§ **SHORT PROBLEM**
Output each entry verbatim and exclude every picture from it.

§ **SUPPLIED DATA**
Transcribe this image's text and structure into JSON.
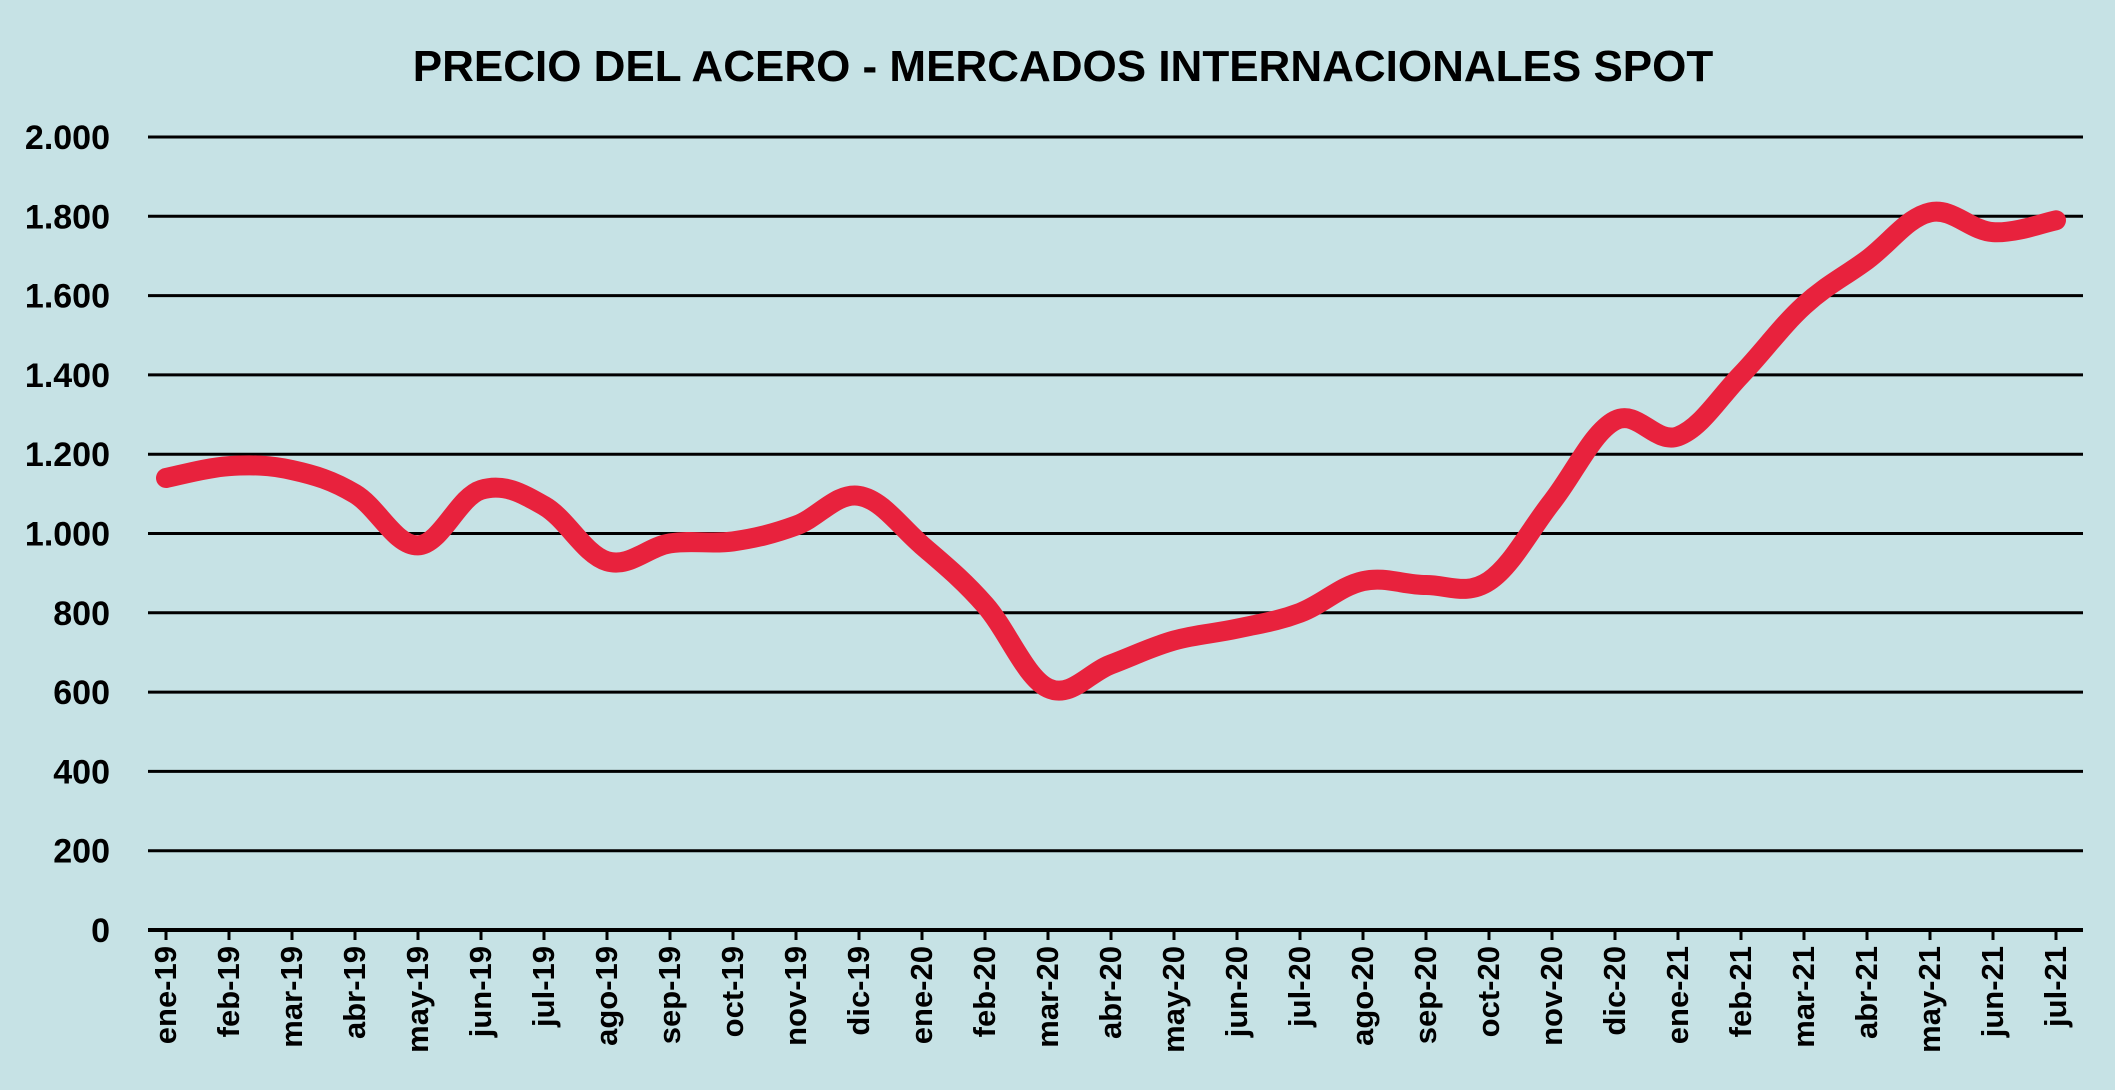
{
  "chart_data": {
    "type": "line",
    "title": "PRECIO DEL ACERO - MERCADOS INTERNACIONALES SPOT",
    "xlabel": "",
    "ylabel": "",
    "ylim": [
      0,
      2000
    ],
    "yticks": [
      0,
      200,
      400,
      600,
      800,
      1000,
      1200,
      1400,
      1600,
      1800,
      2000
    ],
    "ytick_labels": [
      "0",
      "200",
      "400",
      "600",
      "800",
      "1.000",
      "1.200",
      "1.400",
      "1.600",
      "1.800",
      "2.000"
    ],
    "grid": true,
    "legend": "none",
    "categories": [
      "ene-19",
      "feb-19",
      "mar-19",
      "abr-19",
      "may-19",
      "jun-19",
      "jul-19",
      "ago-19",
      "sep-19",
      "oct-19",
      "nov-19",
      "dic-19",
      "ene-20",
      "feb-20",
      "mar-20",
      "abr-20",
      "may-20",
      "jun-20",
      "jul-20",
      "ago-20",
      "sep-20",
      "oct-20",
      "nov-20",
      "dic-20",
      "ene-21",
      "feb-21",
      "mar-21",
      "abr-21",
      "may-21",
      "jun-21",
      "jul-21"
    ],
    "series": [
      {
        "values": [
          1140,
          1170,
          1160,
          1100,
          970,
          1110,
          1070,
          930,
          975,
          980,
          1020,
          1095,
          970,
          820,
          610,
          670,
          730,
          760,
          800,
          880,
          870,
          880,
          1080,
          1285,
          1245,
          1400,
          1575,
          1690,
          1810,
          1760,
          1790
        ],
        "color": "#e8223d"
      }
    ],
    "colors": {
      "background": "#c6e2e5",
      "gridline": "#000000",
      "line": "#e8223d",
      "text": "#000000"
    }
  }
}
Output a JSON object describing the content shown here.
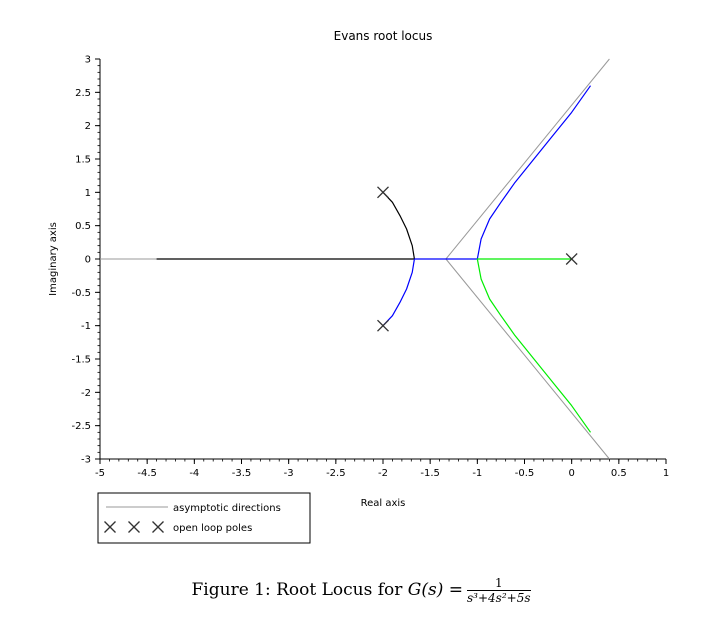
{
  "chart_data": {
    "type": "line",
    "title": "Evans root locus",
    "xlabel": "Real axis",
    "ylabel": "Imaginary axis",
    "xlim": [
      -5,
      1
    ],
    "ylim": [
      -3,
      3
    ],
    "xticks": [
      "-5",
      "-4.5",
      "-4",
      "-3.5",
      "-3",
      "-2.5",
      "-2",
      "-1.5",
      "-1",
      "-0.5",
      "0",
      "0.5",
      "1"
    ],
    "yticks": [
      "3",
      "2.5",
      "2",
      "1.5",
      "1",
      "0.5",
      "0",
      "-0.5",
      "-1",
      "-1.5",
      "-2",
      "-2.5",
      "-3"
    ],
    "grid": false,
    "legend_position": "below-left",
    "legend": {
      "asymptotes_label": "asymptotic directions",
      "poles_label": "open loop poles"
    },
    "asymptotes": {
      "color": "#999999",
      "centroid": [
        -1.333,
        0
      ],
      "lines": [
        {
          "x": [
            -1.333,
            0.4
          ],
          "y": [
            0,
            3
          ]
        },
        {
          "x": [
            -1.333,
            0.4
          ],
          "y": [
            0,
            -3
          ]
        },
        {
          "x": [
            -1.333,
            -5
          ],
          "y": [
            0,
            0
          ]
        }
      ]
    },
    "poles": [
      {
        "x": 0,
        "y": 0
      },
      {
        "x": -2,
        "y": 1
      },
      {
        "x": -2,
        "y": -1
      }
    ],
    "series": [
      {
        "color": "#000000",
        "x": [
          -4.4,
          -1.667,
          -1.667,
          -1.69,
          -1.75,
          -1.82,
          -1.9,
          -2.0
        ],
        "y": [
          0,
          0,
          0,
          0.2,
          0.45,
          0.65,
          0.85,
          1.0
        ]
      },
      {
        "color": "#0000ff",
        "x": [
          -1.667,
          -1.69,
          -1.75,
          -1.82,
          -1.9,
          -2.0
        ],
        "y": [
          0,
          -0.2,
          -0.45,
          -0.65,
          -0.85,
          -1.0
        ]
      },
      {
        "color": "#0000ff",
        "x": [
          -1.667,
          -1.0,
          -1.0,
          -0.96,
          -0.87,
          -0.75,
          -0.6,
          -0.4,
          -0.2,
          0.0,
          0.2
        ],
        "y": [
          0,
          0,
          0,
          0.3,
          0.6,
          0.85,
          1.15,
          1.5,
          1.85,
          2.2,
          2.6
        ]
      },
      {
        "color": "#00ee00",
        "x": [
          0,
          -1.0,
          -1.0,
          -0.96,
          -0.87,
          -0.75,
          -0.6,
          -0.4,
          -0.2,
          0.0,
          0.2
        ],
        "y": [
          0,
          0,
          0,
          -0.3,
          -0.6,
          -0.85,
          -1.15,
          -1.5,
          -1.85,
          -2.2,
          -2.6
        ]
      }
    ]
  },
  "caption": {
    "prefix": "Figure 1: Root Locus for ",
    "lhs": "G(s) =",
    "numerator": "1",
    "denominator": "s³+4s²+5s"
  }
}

§ **EXERCISE ANSWER**
Transcribe this image's text and structure into JSON.
{
  "chart_data": {
    "type": "line",
    "title": "PRECIO DEL ACERO - MERCADOS INTERNACIONALES SPOT",
    "xlabel": "",
    "ylabel": "",
    "ylim": [
      0,
      2000
    ],
    "yticks": [
      0,
      200,
      400,
      600,
      800,
      1000,
      1200,
      1400,
      1600,
      1800,
      2000
    ],
    "ytick_labels": [
      "0",
      "200",
      "400",
      "600",
      "800",
      "1.000",
      "1.200",
      "1.400",
      "1.600",
      "1.800",
      "2.000"
    ],
    "grid": true,
    "legend": "none",
    "categories": [
      "ene-19",
      "feb-19",
      "mar-19",
      "abr-19",
      "may-19",
      "jun-19",
      "jul-19",
      "ago-19",
      "sep-19",
      "oct-19",
      "nov-19",
      "dic-19",
      "ene-20",
      "feb-20",
      "mar-20",
      "abr-20",
      "may-20",
      "jun-20",
      "jul-20",
      "ago-20",
      "sep-20",
      "oct-20",
      "nov-20",
      "dic-20",
      "ene-21",
      "feb-21",
      "mar-21",
      "abr-21",
      "may-21",
      "jun-21",
      "jul-21"
    ],
    "series": [
      {
        "values": [
          1140,
          1170,
          1160,
          1100,
          970,
          1110,
          1070,
          930,
          975,
          980,
          1020,
          1095,
          970,
          820,
          610,
          670,
          730,
          760,
          800,
          880,
          870,
          880,
          1080,
          1285,
          1245,
          1400,
          1575,
          1690,
          1810,
          1760,
          1790
        ],
        "color": "#e8223d"
      }
    ],
    "colors": {
      "background": "#c6e2e5",
      "gridline": "#000000",
      "line": "#e8223d",
      "text": "#000000"
    }
  }
}
Output a JSON object describing the content shown here.
{
  "chart_data": {
    "type": "line",
    "title": "Evans root locus",
    "xlabel": "Real axis",
    "ylabel": "Imaginary axis",
    "xlim": [
      -5,
      1
    ],
    "ylim": [
      -3,
      3
    ],
    "xticks": [
      "-5",
      "-4.5",
      "-4",
      "-3.5",
      "-3",
      "-2.5",
      "-2",
      "-1.5",
      "-1",
      "-0.5",
      "0",
      "0.5",
      "1"
    ],
    "yticks": [
      "3",
      "2.5",
      "2",
      "1.5",
      "1",
      "0.5",
      "0",
      "-0.5",
      "-1",
      "-1.5",
      "-2",
      "-2.5",
      "-3"
    ],
    "grid": false,
    "legend_position": "below-left",
    "legend": {
      "asymptotes_label": "asymptotic directions",
      "poles_label": "open loop poles"
    },
    "asymptotes": {
      "color": "#999999",
      "centroid": [
        -1.333,
        0
      ],
      "lines": [
        {
          "x": [
            -1.333,
            0.4
          ],
          "y": [
            0,
            3
          ]
        },
        {
          "x": [
            -1.333,
            0.4
          ],
          "y": [
            0,
            -3
          ]
        },
        {
          "x": [
            -1.333,
            -5
          ],
          "y": [
            0,
            0
          ]
        }
      ]
    },
    "poles": [
      {
        "x": 0,
        "y": 0
      },
      {
        "x": -2,
        "y": 1
      },
      {
        "x": -2,
        "y": -1
      }
    ],
    "series": [
      {
        "color": "#000000",
        "x": [
          -4.4,
          -1.667,
          -1.667,
          -1.69,
          -1.75,
          -1.82,
          -1.9,
          -2.0
        ],
        "y": [
          0,
          0,
          0,
          0.2,
          0.45,
          0.65,
          0.85,
          1.0
        ]
      },
      {
        "color": "#0000ff",
        "x": [
          -1.667,
          -1.69,
          -1.75,
          -1.82,
          -1.9,
          -2.0
        ],
        "y": [
          0,
          -0.2,
          -0.45,
          -0.65,
          -0.85,
          -1.0
        ]
      },
      {
        "color": "#0000ff",
        "x": [
          -1.667,
          -1.0,
          -1.0,
          -0.96,
          -0.87,
          -0.75,
          -0.6,
          -0.4,
          -0.2,
          0.0,
          0.2
        ],
        "y": [
          0,
          0,
          0,
          0.3,
          0.6,
          0.85,
          1.15,
          1.5,
          1.85,
          2.2,
          2.6
        ]
      },
      {
        "color": "#00ee00",
        "x": [
          0,
          -1.0,
          -1.0,
          -0.96,
          -0.87,
          -0.75,
          -0.6,
          -0.4,
          -0.2,
          0.0,
          0.2
        ],
        "y": [
          0,
          0,
          0,
          -0.3,
          -0.6,
          -0.85,
          -1.15,
          -1.5,
          -1.85,
          -2.2,
          -2.6
        ]
      }
    ]
  },
  "caption": {
    "prefix": "Figure 1: Root Locus for ",
    "lhs": "G(s) =",
    "numerator": "1",
    "denominator": "s³+4s²+5s"
  }
}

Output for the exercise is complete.